__Exercises to complete__
1: Answer these from the passage on probate fees, one line each:
(a) In the quoted comment, which two aspects of probate fees can a statute or court rule restrict?
(b) Which court rule does the passage say the lawyer in Saunders violated by collecting the probate fee too early?
(c) What year is given for the Saunders decision?
2: Continue the passage on probate fees from where it stops.

__Extract provided__
━━━━━━━━━━━━━━━━━━━━━━━━━━━━━━

Iowa R. Prof’l Conduct 32:1.5(a).
We have held that a lawyer in a probate matter who takes a fee prematurely
or without court authorization violates rule 32:1.5(a) because the collection of
the fee violates a restriction imposed by law, namely statutes and court rules
governing probate fees. See Iowa R. Prof’l Conduct 32:1.5(a), cmt. 1 (“A fee that
is otherwise reasonable may be subject to legal limitations, of which the lawyer
should be aware. For example, a lawyer must comply with restrictions imposed
by statute or court rule on the timing and amount of fees in probate.”);
Iowa Sup. Ct. Att’y Disciplinary Bd. v. Saunders, 919 N.W.2d 760, 763
(Iowa 2018) (stating lawyer’s premature collection of probate fee violated court
rule 7.2(4) and thus violated rule 32:1.5(a), and collecting cases); Iowa Sup. Ct.

━━━━━━━━━━━━━━━━━━━━━━━━━━━━━━

__Data block__
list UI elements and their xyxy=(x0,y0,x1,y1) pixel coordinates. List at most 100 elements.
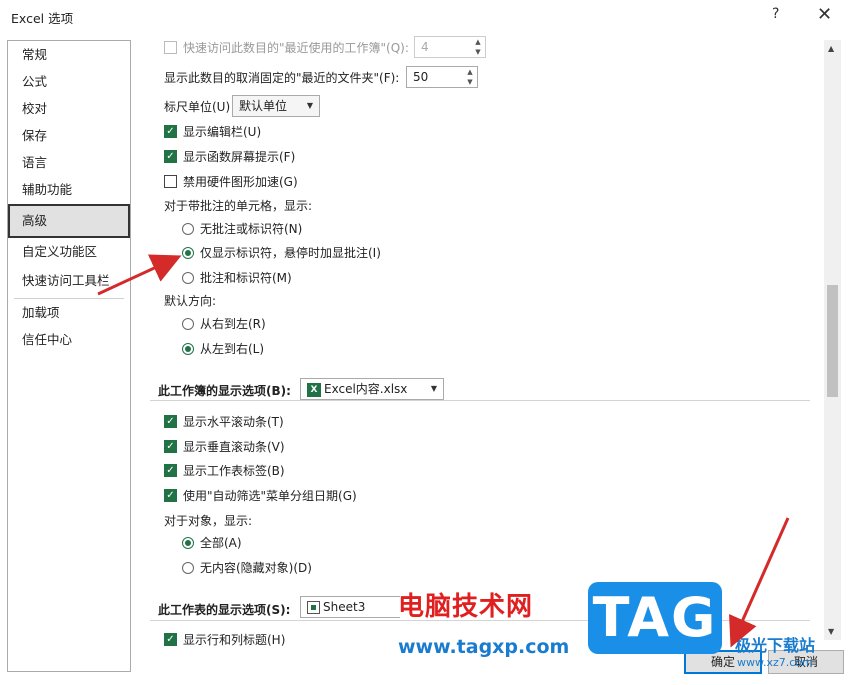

━━━━━━━━━━━━━━━━━━━━━━━━━━━━━━

__Task-by-task results__
1:
(a) The timing and amount of fees.
(b) Court rule 7.2(4).
(c) 2018.

2:
Bd. of Prof’l Ethics & Conduct v. D’Angelo, 619 N.W.2d 333, 337 (Iowa 2000)
(en banc) (stating Iowa probate law prohibits taking early fee without court
approval and taking unapproved fee is illegal); 16 Gregory C. Sisk & Mark S.
Cady, Iowa Practice Series: Lawyer and Judicial Ethics § 5:5(b)(3), at 211 & n.1
(2019 ed. 2019) [hereinafter Sisk & Cady] (stating rule is applicable when lawyers
take probate fees prematurely, and citing cases).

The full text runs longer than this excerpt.